## THE RECORDS:
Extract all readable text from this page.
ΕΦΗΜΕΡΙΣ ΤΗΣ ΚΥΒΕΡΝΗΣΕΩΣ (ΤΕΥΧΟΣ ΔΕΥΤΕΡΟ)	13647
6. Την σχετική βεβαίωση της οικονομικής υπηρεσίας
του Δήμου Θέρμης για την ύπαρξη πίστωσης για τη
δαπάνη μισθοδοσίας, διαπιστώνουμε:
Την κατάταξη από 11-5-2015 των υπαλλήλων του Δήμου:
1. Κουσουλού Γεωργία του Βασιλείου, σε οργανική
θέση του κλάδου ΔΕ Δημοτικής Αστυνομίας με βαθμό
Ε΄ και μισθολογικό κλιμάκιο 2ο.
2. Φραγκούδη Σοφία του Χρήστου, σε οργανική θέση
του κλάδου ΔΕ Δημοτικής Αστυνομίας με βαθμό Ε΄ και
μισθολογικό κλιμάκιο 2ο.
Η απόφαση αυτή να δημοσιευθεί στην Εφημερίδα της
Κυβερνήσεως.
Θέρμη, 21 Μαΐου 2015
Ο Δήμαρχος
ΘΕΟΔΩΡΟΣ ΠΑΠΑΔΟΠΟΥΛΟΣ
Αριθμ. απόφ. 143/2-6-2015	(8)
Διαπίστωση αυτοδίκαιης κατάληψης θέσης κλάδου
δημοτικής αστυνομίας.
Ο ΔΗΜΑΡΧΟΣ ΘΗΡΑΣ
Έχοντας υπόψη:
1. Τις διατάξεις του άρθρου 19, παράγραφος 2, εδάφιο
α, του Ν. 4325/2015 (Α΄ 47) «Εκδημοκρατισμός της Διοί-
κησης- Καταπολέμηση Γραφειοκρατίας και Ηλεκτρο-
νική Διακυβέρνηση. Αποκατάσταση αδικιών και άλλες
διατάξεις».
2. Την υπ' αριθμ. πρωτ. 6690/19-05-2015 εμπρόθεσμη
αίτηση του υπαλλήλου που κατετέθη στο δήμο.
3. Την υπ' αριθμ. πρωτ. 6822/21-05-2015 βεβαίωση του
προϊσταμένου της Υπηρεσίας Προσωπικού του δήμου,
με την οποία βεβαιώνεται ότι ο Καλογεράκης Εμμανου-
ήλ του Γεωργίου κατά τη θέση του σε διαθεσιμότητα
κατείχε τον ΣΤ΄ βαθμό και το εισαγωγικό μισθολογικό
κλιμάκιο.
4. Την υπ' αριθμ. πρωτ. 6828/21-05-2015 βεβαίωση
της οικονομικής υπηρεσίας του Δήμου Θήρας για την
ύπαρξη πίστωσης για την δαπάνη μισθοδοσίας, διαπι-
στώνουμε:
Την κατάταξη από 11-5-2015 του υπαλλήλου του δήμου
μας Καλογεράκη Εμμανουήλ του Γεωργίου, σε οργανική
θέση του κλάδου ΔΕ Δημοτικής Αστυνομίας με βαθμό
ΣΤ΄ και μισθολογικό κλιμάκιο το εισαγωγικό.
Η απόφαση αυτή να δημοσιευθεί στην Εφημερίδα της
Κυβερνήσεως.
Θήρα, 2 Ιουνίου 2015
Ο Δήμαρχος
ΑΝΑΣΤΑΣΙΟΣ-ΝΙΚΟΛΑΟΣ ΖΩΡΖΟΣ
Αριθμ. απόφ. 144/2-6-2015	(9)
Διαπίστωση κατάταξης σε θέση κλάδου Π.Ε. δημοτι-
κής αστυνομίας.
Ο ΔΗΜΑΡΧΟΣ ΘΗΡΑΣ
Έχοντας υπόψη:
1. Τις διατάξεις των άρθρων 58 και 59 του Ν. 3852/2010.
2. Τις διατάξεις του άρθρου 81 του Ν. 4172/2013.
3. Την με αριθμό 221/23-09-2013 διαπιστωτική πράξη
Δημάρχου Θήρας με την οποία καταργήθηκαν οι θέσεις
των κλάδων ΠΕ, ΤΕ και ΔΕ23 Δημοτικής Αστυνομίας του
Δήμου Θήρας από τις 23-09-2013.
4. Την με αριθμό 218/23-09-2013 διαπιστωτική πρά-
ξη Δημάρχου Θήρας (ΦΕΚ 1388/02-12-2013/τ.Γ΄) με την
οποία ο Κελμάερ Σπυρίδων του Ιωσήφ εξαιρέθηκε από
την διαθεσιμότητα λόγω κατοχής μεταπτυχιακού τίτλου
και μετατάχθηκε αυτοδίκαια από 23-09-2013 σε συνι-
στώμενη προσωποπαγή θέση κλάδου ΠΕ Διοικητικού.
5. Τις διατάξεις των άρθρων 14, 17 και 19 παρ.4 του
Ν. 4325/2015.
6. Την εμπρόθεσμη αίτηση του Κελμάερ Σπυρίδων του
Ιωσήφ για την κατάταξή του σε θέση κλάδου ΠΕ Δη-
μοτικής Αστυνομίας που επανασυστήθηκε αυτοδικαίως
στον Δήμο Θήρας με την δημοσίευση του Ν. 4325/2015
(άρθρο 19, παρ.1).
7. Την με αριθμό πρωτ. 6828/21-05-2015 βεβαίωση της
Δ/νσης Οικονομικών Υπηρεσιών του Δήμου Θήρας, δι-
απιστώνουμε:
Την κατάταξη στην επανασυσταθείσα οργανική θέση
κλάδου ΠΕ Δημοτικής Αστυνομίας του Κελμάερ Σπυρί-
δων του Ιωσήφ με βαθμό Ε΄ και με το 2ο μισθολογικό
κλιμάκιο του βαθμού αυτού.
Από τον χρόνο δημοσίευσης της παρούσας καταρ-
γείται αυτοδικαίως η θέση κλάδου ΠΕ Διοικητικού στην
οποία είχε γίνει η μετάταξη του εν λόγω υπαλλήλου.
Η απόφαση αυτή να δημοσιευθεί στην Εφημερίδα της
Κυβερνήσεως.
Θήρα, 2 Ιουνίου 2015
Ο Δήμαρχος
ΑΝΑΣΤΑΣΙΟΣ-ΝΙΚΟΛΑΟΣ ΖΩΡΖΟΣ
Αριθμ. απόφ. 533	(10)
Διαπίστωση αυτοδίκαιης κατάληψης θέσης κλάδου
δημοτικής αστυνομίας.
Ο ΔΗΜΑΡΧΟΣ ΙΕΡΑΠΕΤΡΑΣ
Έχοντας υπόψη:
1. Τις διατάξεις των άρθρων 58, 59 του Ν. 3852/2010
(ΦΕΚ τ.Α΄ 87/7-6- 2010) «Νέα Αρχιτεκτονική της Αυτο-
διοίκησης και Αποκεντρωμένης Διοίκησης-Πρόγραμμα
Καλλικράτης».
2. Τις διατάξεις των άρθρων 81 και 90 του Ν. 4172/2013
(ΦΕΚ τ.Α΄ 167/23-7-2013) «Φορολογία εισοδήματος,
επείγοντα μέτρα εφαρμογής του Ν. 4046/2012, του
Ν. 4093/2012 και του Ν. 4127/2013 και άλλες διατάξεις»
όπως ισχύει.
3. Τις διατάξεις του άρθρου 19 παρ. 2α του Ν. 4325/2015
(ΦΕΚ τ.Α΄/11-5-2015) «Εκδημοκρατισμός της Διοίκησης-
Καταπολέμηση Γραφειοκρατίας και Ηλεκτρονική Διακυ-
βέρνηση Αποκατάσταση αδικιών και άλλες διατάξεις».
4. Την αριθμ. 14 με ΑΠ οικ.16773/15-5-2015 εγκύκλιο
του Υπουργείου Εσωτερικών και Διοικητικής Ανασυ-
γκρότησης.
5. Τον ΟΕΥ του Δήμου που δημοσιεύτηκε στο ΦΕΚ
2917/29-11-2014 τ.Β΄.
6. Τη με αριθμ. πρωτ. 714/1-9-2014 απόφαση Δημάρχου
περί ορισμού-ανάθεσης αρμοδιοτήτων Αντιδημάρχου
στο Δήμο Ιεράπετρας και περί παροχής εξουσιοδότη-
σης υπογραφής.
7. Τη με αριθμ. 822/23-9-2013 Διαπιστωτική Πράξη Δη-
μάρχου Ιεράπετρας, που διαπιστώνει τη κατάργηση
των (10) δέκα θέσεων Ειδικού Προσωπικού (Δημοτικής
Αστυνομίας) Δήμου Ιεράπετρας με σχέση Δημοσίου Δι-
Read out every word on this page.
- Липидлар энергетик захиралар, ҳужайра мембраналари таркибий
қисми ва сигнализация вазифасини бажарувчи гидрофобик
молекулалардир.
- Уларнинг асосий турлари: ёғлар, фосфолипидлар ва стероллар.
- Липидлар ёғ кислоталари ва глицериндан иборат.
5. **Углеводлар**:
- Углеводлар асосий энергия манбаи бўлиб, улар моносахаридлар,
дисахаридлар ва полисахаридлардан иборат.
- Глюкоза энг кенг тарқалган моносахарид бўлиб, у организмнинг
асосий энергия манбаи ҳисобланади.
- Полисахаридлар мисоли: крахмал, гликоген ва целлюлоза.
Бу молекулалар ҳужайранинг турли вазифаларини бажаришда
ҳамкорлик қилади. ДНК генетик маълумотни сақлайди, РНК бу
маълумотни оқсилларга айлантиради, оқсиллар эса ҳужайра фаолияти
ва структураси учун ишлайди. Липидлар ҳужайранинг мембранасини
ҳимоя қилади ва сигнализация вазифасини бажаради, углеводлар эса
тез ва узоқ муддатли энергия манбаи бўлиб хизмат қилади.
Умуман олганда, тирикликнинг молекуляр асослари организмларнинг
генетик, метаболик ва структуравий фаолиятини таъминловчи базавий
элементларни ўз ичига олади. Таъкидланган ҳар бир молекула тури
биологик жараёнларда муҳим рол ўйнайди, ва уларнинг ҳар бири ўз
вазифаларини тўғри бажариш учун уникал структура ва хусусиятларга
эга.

## SET TASK:
Go through the records and copy each line with "ύπαρξη" in it.

## FINISHED ANSWER:
του Δήμου Θέρμης για την ύπαρξη πίστωσης για τη
ύπαρξη πίστωσης για την δαπάνη μισθοδοσίας, διαπι-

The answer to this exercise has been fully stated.